Record set:
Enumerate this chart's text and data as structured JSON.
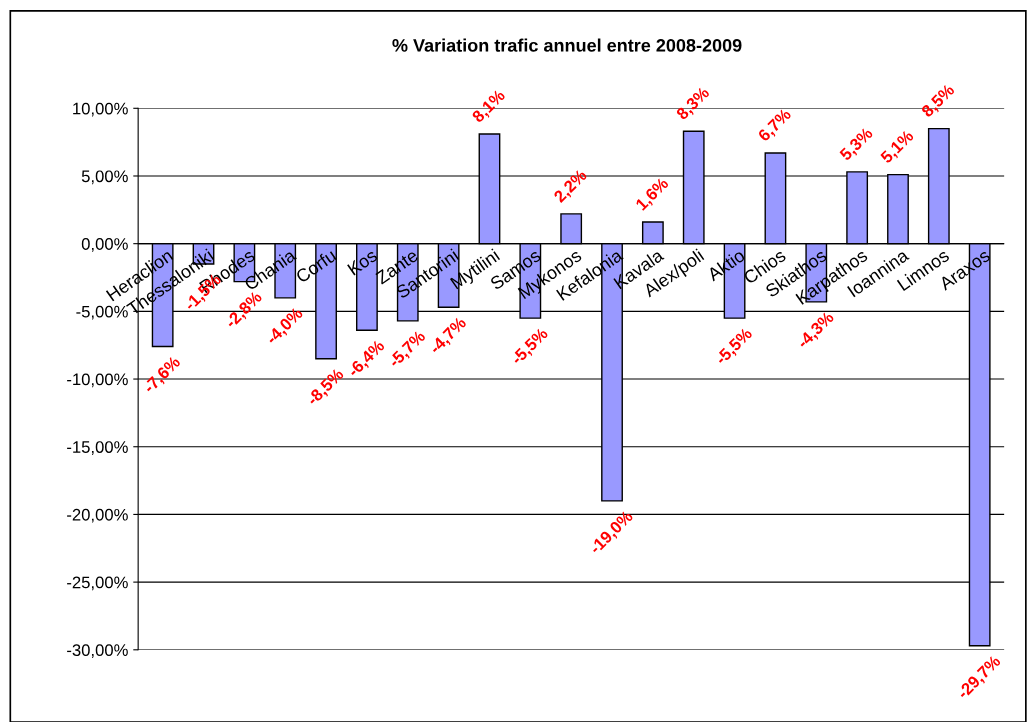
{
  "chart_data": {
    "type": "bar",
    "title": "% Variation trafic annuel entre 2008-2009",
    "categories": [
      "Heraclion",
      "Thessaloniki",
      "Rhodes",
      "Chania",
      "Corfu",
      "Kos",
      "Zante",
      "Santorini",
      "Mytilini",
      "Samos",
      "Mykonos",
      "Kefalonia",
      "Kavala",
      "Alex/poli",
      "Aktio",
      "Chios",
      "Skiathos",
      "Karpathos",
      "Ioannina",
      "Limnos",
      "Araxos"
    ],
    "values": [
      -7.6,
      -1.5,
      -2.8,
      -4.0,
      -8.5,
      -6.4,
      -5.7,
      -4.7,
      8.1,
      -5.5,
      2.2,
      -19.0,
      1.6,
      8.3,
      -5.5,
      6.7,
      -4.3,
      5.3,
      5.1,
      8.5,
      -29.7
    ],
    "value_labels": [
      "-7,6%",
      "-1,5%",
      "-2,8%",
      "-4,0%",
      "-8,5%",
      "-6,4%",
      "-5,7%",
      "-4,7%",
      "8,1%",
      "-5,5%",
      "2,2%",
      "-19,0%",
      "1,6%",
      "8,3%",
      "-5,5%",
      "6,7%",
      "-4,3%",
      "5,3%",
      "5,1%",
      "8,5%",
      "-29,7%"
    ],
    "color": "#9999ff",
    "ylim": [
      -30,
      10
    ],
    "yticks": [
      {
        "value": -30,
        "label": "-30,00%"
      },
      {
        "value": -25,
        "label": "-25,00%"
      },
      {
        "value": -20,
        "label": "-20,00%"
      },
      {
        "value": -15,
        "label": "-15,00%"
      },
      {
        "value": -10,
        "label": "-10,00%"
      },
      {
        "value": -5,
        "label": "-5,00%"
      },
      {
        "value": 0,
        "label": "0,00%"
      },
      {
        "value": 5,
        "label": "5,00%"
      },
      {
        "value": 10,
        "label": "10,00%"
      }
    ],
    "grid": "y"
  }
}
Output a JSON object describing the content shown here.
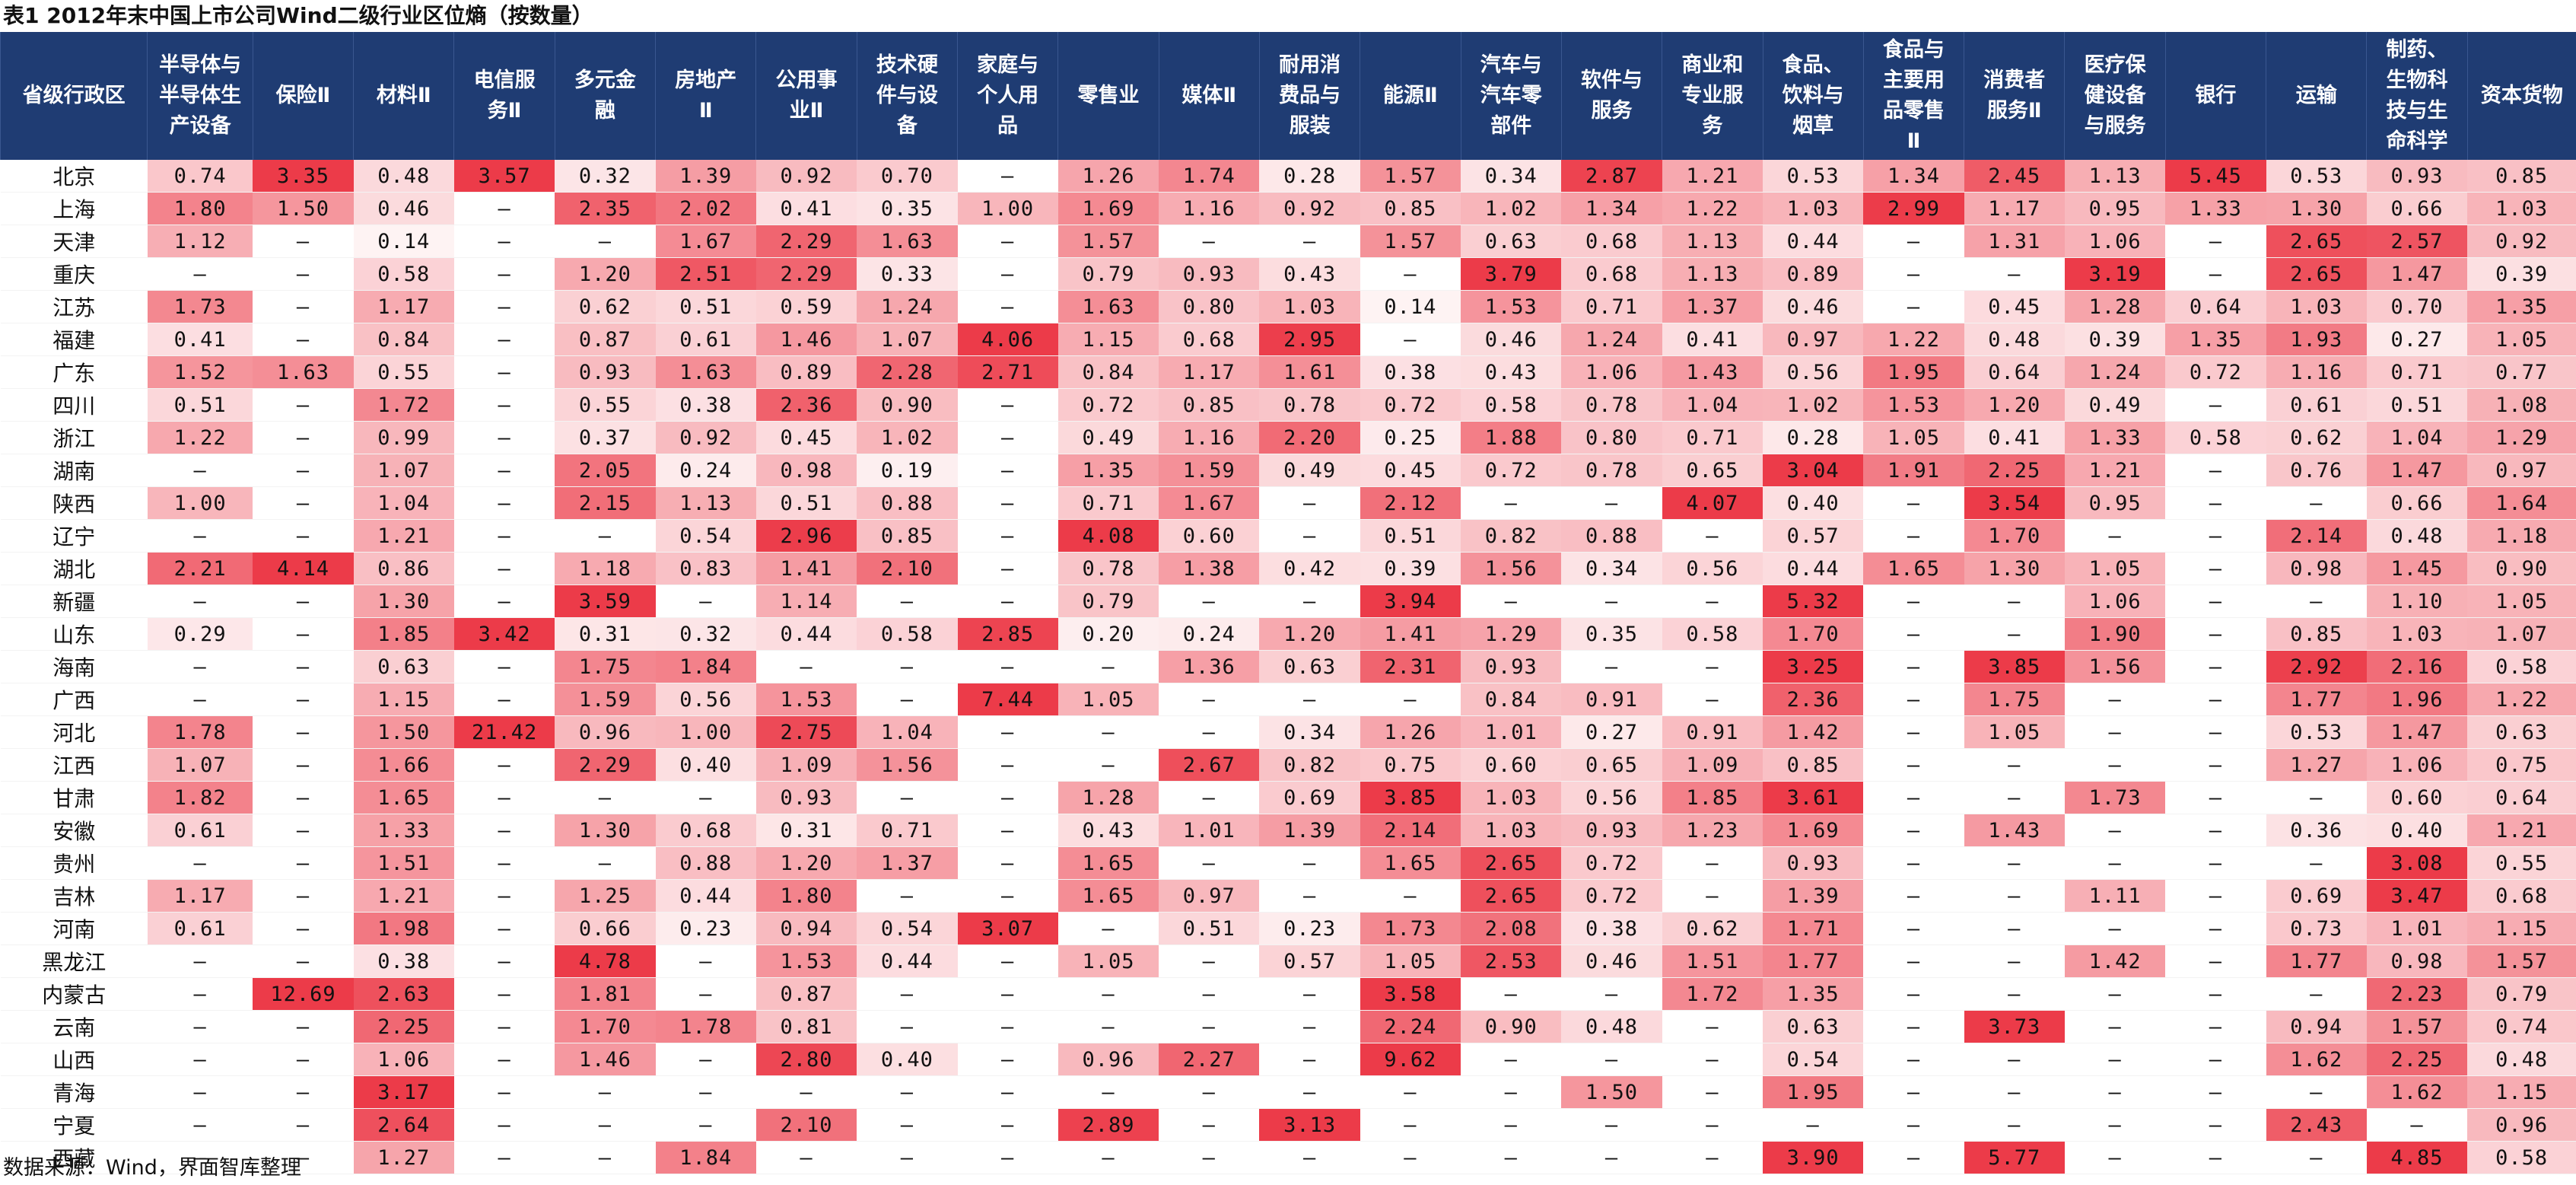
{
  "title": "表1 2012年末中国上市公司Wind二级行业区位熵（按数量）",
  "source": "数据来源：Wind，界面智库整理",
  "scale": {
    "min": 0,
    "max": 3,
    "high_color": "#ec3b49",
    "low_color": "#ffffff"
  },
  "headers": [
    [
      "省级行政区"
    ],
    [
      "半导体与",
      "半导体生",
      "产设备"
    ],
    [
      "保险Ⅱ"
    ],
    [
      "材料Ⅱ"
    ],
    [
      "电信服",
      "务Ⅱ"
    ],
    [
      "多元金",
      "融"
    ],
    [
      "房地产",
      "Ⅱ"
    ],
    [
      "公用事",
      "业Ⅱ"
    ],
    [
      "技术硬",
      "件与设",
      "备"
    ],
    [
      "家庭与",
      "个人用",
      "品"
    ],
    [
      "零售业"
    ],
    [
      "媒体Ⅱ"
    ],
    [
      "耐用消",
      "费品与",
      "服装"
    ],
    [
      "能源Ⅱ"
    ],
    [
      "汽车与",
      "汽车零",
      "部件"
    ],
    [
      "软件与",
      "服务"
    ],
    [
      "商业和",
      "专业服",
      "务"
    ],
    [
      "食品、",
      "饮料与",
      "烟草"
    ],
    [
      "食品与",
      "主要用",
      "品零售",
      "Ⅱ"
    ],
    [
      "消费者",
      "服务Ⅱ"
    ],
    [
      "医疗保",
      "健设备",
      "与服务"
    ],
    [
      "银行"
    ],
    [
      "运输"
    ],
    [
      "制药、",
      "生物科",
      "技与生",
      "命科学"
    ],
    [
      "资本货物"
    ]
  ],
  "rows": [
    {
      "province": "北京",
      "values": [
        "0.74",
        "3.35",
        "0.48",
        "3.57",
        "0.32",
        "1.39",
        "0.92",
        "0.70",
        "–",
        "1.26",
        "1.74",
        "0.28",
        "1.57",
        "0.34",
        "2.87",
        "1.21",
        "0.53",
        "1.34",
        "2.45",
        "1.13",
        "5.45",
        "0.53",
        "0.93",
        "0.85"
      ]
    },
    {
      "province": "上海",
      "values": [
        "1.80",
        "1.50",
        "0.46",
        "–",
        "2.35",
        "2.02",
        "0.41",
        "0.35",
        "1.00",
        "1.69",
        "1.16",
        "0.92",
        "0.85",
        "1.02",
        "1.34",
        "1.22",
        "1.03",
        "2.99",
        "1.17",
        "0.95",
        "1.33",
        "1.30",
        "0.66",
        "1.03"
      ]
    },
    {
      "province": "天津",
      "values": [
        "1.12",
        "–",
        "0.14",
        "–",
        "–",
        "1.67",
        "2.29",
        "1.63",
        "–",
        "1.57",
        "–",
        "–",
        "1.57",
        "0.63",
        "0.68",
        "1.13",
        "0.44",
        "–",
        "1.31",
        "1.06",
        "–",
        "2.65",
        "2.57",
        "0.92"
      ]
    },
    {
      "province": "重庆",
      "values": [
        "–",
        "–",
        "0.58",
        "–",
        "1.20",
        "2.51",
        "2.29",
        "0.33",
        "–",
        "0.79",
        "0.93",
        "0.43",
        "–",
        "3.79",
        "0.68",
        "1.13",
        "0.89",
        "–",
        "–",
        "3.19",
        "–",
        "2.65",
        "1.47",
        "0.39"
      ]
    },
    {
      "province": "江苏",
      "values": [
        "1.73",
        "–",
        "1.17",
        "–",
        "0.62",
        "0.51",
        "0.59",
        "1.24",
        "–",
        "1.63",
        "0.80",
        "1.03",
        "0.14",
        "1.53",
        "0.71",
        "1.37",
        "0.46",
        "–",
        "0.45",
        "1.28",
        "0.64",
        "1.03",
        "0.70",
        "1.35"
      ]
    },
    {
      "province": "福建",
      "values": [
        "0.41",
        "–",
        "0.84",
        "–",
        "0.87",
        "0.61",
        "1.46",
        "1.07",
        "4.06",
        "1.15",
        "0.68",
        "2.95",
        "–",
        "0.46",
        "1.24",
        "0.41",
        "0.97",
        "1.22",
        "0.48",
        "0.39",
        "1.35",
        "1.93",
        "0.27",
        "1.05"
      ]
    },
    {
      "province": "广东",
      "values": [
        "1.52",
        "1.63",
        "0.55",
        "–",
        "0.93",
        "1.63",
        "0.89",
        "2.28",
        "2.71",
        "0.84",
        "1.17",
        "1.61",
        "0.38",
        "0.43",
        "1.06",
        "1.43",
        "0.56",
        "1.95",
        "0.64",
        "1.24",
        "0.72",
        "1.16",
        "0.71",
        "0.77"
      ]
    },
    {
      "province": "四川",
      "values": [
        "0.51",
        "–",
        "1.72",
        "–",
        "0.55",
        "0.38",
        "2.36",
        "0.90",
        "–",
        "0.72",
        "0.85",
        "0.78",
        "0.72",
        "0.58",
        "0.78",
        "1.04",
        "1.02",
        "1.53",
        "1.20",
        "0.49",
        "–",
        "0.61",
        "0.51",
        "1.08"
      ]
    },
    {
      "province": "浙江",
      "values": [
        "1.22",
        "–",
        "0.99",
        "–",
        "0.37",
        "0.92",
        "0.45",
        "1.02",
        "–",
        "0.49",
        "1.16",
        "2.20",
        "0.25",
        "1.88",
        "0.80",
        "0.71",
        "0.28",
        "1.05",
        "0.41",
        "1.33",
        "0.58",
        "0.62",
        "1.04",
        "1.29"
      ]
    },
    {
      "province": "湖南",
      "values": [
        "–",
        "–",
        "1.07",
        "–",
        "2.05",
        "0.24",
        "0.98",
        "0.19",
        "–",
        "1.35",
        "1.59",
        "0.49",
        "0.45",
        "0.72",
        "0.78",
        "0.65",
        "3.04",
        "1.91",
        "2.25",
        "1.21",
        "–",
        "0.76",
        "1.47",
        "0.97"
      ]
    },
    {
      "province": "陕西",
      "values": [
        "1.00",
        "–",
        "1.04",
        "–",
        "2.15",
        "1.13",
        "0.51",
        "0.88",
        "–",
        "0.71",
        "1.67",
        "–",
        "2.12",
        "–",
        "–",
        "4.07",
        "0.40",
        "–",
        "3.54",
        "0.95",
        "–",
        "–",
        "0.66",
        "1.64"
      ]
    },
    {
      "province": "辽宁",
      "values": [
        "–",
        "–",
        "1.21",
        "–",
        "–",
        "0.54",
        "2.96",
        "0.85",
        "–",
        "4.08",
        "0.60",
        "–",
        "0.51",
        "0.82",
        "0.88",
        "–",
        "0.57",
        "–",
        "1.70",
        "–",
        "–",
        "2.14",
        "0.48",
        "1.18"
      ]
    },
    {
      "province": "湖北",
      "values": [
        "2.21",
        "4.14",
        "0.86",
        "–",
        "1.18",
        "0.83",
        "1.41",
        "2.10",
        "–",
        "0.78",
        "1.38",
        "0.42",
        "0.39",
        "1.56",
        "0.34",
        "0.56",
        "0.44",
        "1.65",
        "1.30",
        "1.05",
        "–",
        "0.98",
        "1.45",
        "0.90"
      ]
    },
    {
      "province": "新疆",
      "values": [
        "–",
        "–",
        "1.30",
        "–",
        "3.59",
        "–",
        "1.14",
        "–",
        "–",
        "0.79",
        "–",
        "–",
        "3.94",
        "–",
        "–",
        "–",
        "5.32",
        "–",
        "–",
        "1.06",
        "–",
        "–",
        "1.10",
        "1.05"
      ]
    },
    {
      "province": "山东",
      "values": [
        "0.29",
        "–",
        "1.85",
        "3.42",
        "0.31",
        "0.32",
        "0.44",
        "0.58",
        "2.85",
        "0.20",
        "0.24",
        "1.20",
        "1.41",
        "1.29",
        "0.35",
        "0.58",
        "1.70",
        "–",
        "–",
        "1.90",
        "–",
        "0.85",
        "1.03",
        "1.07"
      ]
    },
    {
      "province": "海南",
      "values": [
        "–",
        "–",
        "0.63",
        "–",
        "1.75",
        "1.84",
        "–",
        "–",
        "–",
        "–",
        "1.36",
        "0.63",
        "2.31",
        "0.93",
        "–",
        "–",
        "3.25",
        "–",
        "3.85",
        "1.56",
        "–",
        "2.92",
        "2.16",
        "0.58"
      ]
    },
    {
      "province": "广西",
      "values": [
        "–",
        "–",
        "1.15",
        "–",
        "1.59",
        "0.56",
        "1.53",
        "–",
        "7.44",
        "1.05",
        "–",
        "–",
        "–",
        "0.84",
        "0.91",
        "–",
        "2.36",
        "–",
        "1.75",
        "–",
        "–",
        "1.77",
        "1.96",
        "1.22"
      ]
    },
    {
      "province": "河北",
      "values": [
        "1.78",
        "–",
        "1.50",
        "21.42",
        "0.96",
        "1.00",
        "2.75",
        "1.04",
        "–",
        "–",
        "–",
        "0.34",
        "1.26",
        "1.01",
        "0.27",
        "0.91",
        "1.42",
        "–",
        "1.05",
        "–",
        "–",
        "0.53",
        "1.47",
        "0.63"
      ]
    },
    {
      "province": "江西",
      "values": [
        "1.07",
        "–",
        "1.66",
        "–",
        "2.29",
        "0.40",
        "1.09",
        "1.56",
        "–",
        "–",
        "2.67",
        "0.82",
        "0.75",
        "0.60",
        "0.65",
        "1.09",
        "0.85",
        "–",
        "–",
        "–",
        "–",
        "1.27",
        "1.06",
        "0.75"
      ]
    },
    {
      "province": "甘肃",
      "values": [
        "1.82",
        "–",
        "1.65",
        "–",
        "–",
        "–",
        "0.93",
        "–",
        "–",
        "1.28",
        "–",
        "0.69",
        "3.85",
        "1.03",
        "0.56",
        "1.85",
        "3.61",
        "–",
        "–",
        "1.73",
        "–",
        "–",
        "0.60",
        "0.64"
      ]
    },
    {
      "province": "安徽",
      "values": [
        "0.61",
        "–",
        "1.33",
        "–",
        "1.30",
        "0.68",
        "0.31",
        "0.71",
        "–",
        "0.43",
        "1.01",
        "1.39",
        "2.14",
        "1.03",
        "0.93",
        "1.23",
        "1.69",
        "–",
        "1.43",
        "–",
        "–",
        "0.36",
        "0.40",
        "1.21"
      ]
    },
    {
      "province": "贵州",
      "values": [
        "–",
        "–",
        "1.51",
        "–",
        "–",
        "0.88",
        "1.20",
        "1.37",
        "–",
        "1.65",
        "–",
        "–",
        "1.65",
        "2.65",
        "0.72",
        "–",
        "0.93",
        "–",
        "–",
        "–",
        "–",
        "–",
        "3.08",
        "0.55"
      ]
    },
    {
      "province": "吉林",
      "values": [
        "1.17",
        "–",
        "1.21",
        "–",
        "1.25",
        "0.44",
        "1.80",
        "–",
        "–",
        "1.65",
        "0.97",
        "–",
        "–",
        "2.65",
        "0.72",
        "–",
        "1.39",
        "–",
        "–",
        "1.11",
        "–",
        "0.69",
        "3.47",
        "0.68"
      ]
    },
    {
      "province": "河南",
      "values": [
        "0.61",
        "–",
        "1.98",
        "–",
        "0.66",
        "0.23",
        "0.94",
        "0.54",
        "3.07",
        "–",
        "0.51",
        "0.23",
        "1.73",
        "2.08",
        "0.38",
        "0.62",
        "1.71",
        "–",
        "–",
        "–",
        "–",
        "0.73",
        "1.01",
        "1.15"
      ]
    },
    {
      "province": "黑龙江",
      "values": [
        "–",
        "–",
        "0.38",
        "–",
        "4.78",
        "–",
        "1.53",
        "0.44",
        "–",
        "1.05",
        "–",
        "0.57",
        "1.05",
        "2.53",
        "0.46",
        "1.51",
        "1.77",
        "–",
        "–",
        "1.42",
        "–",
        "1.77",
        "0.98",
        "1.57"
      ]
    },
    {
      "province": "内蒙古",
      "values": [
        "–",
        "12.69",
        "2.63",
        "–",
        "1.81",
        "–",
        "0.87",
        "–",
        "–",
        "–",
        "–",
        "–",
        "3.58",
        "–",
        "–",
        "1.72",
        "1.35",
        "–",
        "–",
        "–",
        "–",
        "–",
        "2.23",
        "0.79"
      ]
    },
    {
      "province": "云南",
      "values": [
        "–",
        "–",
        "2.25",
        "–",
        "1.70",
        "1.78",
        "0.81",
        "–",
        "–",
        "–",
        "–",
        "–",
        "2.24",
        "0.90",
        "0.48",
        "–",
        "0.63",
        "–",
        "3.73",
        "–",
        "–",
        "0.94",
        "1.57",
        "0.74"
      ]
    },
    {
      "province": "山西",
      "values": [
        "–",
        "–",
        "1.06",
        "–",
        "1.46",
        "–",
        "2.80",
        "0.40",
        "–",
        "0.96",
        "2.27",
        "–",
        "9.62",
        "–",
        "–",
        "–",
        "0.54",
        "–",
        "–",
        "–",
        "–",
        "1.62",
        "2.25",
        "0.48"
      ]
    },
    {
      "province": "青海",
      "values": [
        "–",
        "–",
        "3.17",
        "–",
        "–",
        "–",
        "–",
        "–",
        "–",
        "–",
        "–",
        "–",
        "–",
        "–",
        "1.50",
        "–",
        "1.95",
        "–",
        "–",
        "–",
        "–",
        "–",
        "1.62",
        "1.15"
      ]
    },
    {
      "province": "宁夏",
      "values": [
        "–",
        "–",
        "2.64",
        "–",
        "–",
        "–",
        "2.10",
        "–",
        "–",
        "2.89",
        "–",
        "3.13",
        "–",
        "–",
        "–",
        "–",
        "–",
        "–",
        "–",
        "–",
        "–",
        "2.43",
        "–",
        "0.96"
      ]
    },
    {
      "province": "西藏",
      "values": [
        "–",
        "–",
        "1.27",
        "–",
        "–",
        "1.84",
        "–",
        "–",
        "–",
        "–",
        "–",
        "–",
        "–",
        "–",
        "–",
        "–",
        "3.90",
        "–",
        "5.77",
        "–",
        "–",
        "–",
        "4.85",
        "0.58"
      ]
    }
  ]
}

Work to complete: In the listing, find every line with the word "JSON" and state how many there are, nothing more.

Correct result: 2